> **RECORDS FOR THIS EXERCISE**:

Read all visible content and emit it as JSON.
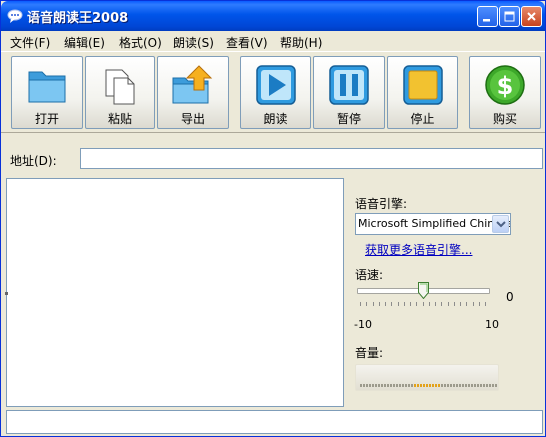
{
  "window": {
    "title": "语音朗读王2008",
    "icon": "speech-bubble-icon",
    "controls": [
      "minimize-icon",
      "maximize-icon",
      "close-icon"
    ]
  },
  "menu": {
    "items": [
      "文件(F)",
      "编辑(E)",
      "格式(O)",
      "朗读(S)",
      "查看(V)",
      "帮助(H)"
    ]
  },
  "toolbar": {
    "buttons": [
      {
        "label": "打开",
        "icon": "folder-icon"
      },
      {
        "label": "粘贴",
        "icon": "paste-icon"
      },
      {
        "label": "导出",
        "icon": "export-icon"
      },
      {
        "label": "朗读",
        "icon": "play-icon"
      },
      {
        "label": "暂停",
        "icon": "pause-icon"
      },
      {
        "label": "停止",
        "icon": "stop-icon"
      },
      {
        "label": "购买",
        "icon": "dollar-icon"
      }
    ]
  },
  "address": {
    "label": "地址(D):",
    "value": ""
  },
  "text_area": {
    "value": ""
  },
  "engine": {
    "label": "语音引擎:",
    "selected": "Microsoft Simplified Chinese",
    "more_link": "获取更多语音引擎..."
  },
  "speed": {
    "label": "语速:",
    "value": "0",
    "min_label": "-10",
    "max_label": "10",
    "min": -10,
    "max": 10,
    "current": 0
  },
  "volume": {
    "label": "音量:"
  },
  "colors": {
    "title_bar": "#0055EA",
    "window_bg": "#ECE9D8",
    "link": "#0000C0",
    "play_accent": "#1E9EE0",
    "stop_accent": "#F2C230",
    "buy_accent": "#3DA82A"
  }
}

> **TASK REQUIREMENTS**: Copy every record above exactly, leaving out the pictures.

> **COMPLETED EXERCISE**:
Read all visible content and emit it as JSON.
{
  "window": {
    "title": "语音朗读王2008",
    "icon": "speech-bubble-icon",
    "controls": [
      "minimize-icon",
      "maximize-icon",
      "close-icon"
    ]
  },
  "menu": {
    "items": [
      "文件(F)",
      "编辑(E)",
      "格式(O)",
      "朗读(S)",
      "查看(V)",
      "帮助(H)"
    ]
  },
  "toolbar": {
    "buttons": [
      {
        "label": "打开",
        "icon": "folder-icon"
      },
      {
        "label": "粘贴",
        "icon": "paste-icon"
      },
      {
        "label": "导出",
        "icon": "export-icon"
      },
      {
        "label": "朗读",
        "icon": "play-icon"
      },
      {
        "label": "暂停",
        "icon": "pause-icon"
      },
      {
        "label": "停止",
        "icon": "stop-icon"
      },
      {
        "label": "购买",
        "icon": "dollar-icon"
      }
    ]
  },
  "address": {
    "label": "地址(D):",
    "value": ""
  },
  "text_area": {
    "value": ""
  },
  "engine": {
    "label": "语音引擎:",
    "selected": "Microsoft Simplified Chinese",
    "more_link": "获取更多语音引擎..."
  },
  "speed": {
    "label": "语速:",
    "value": "0",
    "min_label": "-10",
    "max_label": "10",
    "min": -10,
    "max": 10,
    "current": 0
  },
  "volume": {
    "label": "音量:"
  },
  "colors": {
    "title_bar": "#0055EA",
    "window_bg": "#ECE9D8",
    "link": "#0000C0",
    "play_accent": "#1E9EE0",
    "stop_accent": "#F2C230",
    "buy_accent": "#3DA82A"
  }
}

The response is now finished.